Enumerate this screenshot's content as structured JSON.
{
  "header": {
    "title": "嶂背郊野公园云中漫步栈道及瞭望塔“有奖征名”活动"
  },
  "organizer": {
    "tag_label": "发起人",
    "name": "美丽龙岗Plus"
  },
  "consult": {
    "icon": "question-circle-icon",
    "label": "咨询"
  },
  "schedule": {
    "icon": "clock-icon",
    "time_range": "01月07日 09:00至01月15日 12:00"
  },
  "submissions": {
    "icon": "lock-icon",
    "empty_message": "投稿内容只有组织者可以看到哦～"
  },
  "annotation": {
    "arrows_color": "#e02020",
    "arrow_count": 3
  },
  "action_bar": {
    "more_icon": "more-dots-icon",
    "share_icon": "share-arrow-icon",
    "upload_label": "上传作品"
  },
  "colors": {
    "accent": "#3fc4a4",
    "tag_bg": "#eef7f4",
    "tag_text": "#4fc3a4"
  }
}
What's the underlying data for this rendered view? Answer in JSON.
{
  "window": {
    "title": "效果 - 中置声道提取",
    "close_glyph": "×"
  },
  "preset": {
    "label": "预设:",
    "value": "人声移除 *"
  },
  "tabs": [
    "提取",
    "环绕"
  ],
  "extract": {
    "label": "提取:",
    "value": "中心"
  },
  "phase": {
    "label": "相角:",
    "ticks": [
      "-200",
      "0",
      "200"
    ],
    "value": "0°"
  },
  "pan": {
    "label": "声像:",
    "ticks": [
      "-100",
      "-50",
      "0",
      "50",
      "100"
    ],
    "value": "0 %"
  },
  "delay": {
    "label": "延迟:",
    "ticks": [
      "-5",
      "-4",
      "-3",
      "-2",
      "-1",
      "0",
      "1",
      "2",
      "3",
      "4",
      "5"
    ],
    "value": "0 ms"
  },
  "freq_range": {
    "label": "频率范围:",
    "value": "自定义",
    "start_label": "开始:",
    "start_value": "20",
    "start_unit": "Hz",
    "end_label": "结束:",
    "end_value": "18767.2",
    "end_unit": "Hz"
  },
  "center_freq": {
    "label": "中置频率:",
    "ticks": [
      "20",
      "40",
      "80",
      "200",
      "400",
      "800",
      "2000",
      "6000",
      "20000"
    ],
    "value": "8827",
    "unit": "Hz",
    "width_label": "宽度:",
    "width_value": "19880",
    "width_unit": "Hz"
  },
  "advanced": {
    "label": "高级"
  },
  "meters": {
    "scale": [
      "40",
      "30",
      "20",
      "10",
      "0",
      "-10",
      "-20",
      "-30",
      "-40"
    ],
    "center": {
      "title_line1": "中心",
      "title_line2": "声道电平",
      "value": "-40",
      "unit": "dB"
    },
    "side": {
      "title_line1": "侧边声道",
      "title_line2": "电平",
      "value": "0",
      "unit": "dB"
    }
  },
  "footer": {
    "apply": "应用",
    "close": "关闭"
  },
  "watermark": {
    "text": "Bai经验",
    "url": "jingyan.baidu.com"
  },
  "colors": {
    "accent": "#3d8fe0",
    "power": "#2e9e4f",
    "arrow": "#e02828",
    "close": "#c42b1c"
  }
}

Brief:
Return all of the data word for word.

Answer below:
Enumerate this screenshot's content as structured JSON.
{
  "header": {
    "title": "嶂背郊野公园云中漫步栈道及瞭望塔“有奖征名”活动"
  },
  "organizer": {
    "tag_label": "发起人",
    "name": "美丽龙岗Plus"
  },
  "consult": {
    "icon": "question-circle-icon",
    "label": "咨询"
  },
  "schedule": {
    "icon": "clock-icon",
    "time_range": "01月07日 09:00至01月15日 12:00"
  },
  "submissions": {
    "icon": "lock-icon",
    "empty_message": "投稿内容只有组织者可以看到哦～"
  },
  "annotation": {
    "arrows_color": "#e02020",
    "arrow_count": 3
  },
  "action_bar": {
    "more_icon": "more-dots-icon",
    "share_icon": "share-arrow-icon",
    "upload_label": "上传作品"
  },
  "colors": {
    "accent": "#3fc4a4",
    "tag_bg": "#eef7f4",
    "tag_text": "#4fc3a4"
  }
}
What's the underlying data for this rendered view? Answer in JSON.
{
  "window": {
    "title": "效果 - 中置声道提取",
    "close_glyph": "×"
  },
  "preset": {
    "label": "预设:",
    "value": "人声移除 *"
  },
  "tabs": [
    "提取",
    "环绕"
  ],
  "extract": {
    "label": "提取:",
    "value": "中心"
  },
  "phase": {
    "label": "相角:",
    "ticks": [
      "-200",
      "0",
      "200"
    ],
    "value": "0°"
  },
  "pan": {
    "label": "声像:",
    "ticks": [
      "-100",
      "-50",
      "0",
      "50",
      "100"
    ],
    "value": "0 %"
  },
  "delay": {
    "label": "延迟:",
    "ticks": [
      "-5",
      "-4",
      "-3",
      "-2",
      "-1",
      "0",
      "1",
      "2",
      "3",
      "4",
      "5"
    ],
    "value": "0 ms"
  },
  "freq_range": {
    "label": "频率范围:",
    "value": "自定义",
    "start_label": "开始:",
    "start_value": "20",
    "start_unit": "Hz",
    "end_label": "结束:",
    "end_value": "18767.2",
    "end_unit": "Hz"
  },
  "center_freq": {
    "label": "中置频率:",
    "ticks": [
      "20",
      "40",
      "80",
      "200",
      "400",
      "800",
      "2000",
      "6000",
      "20000"
    ],
    "value": "8827",
    "unit": "Hz",
    "width_label": "宽度:",
    "width_value": "19880",
    "width_unit": "Hz"
  },
  "advanced": {
    "label": "高级"
  },
  "meters": {
    "scale": [
      "40",
      "30",
      "20",
      "10",
      "0",
      "-10",
      "-20",
      "-30",
      "-40"
    ],
    "center": {
      "title_line1": "中心",
      "title_line2": "声道电平",
      "value": "-40",
      "unit": "dB"
    },
    "side": {
      "title_line1": "侧边声道",
      "title_line2": "电平",
      "value": "0",
      "unit": "dB"
    }
  },
  "footer": {
    "apply": "应用",
    "close": "关闭"
  },
  "watermark": {
    "text": "Bai经验",
    "url": "jingyan.baidu.com"
  },
  "colors": {
    "accent": "#3d8fe0",
    "power": "#2e9e4f",
    "arrow": "#e02828",
    "close": "#c42b1c"
  }
}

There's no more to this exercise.